• AVAILABLE DATA:
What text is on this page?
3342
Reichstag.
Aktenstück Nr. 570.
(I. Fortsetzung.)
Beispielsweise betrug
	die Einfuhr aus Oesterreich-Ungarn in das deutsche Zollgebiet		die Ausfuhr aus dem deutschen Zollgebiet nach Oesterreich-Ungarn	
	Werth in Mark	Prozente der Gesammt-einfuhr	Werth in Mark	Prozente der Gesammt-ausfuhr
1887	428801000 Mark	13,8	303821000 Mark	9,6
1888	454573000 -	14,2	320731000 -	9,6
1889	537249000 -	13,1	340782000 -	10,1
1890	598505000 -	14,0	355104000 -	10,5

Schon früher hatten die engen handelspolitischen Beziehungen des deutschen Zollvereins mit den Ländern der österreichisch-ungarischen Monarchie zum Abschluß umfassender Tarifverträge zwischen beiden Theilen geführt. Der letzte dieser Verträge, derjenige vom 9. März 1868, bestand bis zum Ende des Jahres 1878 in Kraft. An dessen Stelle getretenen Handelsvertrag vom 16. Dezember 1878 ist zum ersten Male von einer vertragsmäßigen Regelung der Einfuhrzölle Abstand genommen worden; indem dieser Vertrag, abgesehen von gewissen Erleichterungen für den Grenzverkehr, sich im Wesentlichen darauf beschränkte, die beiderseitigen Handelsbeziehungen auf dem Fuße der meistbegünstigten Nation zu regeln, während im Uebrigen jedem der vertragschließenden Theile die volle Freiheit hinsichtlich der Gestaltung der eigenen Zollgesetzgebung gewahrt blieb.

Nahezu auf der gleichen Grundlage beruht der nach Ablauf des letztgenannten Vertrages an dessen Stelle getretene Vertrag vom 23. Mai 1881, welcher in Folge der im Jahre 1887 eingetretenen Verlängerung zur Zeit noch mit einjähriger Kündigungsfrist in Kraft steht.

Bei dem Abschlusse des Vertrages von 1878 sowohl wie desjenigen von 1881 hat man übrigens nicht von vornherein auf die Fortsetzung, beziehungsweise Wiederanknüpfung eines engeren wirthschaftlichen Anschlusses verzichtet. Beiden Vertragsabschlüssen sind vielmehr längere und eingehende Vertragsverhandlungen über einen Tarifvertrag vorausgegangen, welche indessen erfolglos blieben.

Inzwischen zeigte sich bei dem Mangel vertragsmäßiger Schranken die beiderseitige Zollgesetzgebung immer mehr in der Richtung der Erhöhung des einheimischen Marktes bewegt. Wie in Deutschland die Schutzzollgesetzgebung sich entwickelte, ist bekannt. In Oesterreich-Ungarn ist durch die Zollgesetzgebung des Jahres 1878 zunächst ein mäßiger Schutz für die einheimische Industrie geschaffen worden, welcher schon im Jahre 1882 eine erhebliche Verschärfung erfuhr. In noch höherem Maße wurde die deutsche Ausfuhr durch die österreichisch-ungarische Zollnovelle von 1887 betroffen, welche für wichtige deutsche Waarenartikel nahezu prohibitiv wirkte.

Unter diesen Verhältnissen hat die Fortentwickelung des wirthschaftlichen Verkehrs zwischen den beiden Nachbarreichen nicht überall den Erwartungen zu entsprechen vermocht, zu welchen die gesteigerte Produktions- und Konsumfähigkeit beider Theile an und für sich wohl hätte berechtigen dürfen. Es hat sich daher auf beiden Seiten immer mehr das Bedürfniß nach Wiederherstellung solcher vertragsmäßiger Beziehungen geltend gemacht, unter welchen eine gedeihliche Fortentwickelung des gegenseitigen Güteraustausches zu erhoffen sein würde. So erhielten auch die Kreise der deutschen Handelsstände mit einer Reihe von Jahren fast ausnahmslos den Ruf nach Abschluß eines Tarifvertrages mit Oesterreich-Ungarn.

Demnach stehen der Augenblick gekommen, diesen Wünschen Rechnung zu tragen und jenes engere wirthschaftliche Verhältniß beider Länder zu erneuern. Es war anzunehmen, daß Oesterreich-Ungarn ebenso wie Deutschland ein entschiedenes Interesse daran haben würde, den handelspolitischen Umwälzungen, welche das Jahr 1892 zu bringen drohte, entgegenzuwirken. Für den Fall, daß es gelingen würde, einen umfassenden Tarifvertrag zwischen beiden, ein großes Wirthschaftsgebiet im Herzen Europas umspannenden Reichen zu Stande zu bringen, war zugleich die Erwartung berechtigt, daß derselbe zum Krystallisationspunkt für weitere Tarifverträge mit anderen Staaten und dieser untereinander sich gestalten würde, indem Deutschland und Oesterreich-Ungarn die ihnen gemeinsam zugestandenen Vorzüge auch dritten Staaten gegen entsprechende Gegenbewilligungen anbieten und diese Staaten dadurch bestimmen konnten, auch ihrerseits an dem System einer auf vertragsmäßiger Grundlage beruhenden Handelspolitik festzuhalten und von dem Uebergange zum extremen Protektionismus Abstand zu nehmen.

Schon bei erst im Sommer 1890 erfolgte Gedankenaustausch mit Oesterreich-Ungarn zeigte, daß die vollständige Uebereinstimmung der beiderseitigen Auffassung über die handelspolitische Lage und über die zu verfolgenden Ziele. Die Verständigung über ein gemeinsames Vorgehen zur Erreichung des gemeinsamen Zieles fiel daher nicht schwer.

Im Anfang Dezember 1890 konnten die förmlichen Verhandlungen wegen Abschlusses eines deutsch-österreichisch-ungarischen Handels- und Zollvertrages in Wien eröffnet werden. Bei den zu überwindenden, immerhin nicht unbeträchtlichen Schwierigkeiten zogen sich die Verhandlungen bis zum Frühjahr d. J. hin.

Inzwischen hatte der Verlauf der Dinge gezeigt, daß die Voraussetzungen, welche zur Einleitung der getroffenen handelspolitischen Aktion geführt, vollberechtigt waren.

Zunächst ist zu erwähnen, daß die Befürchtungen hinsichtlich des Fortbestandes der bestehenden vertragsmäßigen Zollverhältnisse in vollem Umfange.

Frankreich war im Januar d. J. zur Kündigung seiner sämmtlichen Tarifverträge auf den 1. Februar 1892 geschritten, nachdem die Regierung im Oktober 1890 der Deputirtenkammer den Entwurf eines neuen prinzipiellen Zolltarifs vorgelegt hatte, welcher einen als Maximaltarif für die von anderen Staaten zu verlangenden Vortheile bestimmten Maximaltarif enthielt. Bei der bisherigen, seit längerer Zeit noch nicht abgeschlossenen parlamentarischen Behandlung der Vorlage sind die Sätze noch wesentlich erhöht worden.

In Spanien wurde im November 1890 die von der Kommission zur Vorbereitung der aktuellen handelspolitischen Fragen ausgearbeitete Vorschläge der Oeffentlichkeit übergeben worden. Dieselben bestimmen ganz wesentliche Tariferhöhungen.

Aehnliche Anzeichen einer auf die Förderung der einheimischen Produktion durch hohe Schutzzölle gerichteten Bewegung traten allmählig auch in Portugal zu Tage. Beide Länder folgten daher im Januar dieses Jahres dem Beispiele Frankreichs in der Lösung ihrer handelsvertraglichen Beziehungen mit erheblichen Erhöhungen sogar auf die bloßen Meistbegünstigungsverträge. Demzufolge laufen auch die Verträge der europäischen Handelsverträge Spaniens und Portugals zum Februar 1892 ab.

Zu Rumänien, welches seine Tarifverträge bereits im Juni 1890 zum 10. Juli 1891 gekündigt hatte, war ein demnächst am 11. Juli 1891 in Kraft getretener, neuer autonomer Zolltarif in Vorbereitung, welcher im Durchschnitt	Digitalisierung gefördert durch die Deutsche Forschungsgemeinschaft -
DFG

• AIM OF THE EXERCISE:
Within the records, on how many lines does the word "Zeit" appear? Provide the number alone.

• EXERCISE ANSWER:
2